--- YOUR INSTRUCTIONS ---
Here are some entries; quote each one exactly.
##### ENTRIES
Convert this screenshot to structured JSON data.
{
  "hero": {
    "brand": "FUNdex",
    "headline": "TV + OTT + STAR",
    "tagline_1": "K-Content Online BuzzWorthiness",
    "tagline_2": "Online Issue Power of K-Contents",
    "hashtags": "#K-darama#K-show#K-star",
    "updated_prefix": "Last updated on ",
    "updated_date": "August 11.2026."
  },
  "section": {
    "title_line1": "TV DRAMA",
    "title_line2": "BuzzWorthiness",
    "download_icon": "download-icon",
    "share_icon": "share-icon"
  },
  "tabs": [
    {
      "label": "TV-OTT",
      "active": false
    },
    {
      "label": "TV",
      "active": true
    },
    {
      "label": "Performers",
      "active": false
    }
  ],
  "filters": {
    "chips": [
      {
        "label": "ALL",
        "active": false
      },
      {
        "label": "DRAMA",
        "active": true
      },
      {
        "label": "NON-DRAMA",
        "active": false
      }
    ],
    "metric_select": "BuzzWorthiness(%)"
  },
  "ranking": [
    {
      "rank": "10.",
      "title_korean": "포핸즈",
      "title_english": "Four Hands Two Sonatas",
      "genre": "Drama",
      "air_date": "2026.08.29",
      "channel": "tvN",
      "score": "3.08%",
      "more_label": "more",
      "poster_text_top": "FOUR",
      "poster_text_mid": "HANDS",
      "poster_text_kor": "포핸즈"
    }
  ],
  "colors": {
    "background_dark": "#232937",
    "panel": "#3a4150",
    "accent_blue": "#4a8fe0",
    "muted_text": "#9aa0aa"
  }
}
##########
--- IN RESPONSE ---
Convert this screenshot to structured JSON data.
{
  "hero": {
    "brand": "FUNdex",
    "headline": "TV + OTT + STAR",
    "tagline_1": "K-Content Online BuzzWorthiness",
    "tagline_2": "Online Issue Power of K-Contents",
    "hashtags": "#K-darama#K-show#K-star",
    "updated_prefix": "Last updated on ",
    "updated_date": "August 11.2026."
  },
  "section": {
    "title_line1": "TV DRAMA",
    "title_line2": "BuzzWorthiness",
    "download_icon": "download-icon",
    "share_icon": "share-icon"
  },
  "tabs": [
    {
      "label": "TV-OTT",
      "active": false
    },
    {
      "label": "TV",
      "active": true
    },
    {
      "label": "Performers",
      "active": false
    }
  ],
  "filters": {
    "chips": [
      {
        "label": "ALL",
        "active": false
      },
      {
        "label": "DRAMA",
        "active": true
      },
      {
        "label": "NON-DRAMA",
        "active": false
      }
    ],
    "metric_select": "BuzzWorthiness(%)"
  },
  "ranking": [
    {
      "rank": "10.",
      "title_korean": "포핸즈",
      "title_english": "Four Hands Two Sonatas",
      "genre": "Drama",
      "air_date": "2026.08.29",
      "channel": "tvN",
      "score": "3.08%",
      "more_label": "more",
      "poster_text_top": "FOUR",
      "poster_text_mid": "HANDS",
      "poster_text_kor": "포핸즈"
    }
  ],
  "colors": {
    "background_dark": "#232937",
    "panel": "#3a4150",
    "accent_blue": "#4a8fe0",
    "muted_text": "#9aa0aa"
  }
}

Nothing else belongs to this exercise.